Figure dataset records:
------------------------------------------------

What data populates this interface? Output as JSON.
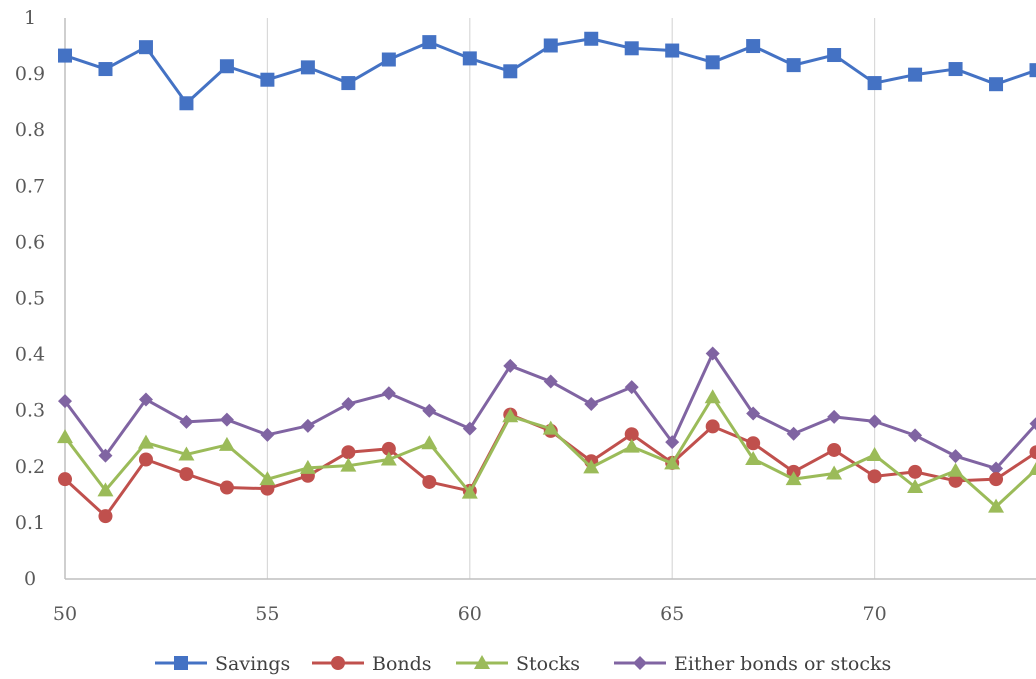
{
  "chart_data": {
    "type": "line",
    "title": "",
    "xlabel": "",
    "ylabel": "",
    "x": [
      50,
      51,
      52,
      53,
      54,
      55,
      56,
      57,
      58,
      59,
      60,
      61,
      62,
      63,
      64,
      65,
      66,
      67,
      68,
      69,
      70,
      71,
      72,
      73,
      74
    ],
    "xlim": [
      50,
      74
    ],
    "ylim": [
      0,
      1
    ],
    "x_ticks": [
      "50",
      "55",
      "60",
      "65",
      "70"
    ],
    "y_ticks": [
      "0",
      "0.1",
      "0.2",
      "0.3",
      "0.4",
      "0.5",
      "0.6",
      "0.7",
      "0.8",
      "0.9",
      "1"
    ],
    "grid": "vertical",
    "legend_position": "bottom",
    "series": [
      {
        "name": "Savings",
        "color": "#4472C4",
        "marker": "square",
        "values": [
          0.933,
          0.909,
          0.948,
          0.848,
          0.914,
          0.89,
          0.912,
          0.884,
          0.926,
          0.957,
          0.928,
          0.905,
          0.951,
          0.963,
          0.946,
          0.942,
          0.921,
          0.95,
          0.916,
          0.934,
          0.884,
          0.899,
          0.909,
          0.882,
          0.907
        ]
      },
      {
        "name": "Bonds",
        "color": "#C0504D",
        "marker": "circle",
        "values": [
          0.178,
          0.112,
          0.213,
          0.187,
          0.163,
          0.161,
          0.184,
          0.226,
          0.232,
          0.173,
          0.157,
          0.293,
          0.264,
          0.21,
          0.258,
          0.207,
          0.272,
          0.242,
          0.191,
          0.23,
          0.183,
          0.191,
          0.175,
          0.178,
          0.226
        ]
      },
      {
        "name": "Stocks",
        "color": "#9BBB59",
        "marker": "triangle",
        "values": [
          0.253,
          0.158,
          0.243,
          0.222,
          0.239,
          0.178,
          0.198,
          0.202,
          0.213,
          0.242,
          0.154,
          0.29,
          0.268,
          0.199,
          0.236,
          0.206,
          0.324,
          0.214,
          0.178,
          0.188,
          0.221,
          0.164,
          0.193,
          0.129,
          0.196
        ]
      },
      {
        "name": "Either bonds or stocks",
        "color": "#8064A2",
        "marker": "diamond",
        "values": [
          0.317,
          0.22,
          0.32,
          0.28,
          0.284,
          0.257,
          0.273,
          0.312,
          0.331,
          0.3,
          0.268,
          0.38,
          0.352,
          0.312,
          0.342,
          0.244,
          0.402,
          0.295,
          0.259,
          0.289,
          0.281,
          0.256,
          0.219,
          0.197,
          0.277
        ]
      }
    ]
  }
}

------------------------------------------------

| STATED GOAL |
Your task is to gather every line with the word "name" and copy it.

| PROBLEM SOLUTION |
        "name": "Savings",
        "name": "Bonds",
        "name": "Stocks",
        "name": "Either bonds or stocks",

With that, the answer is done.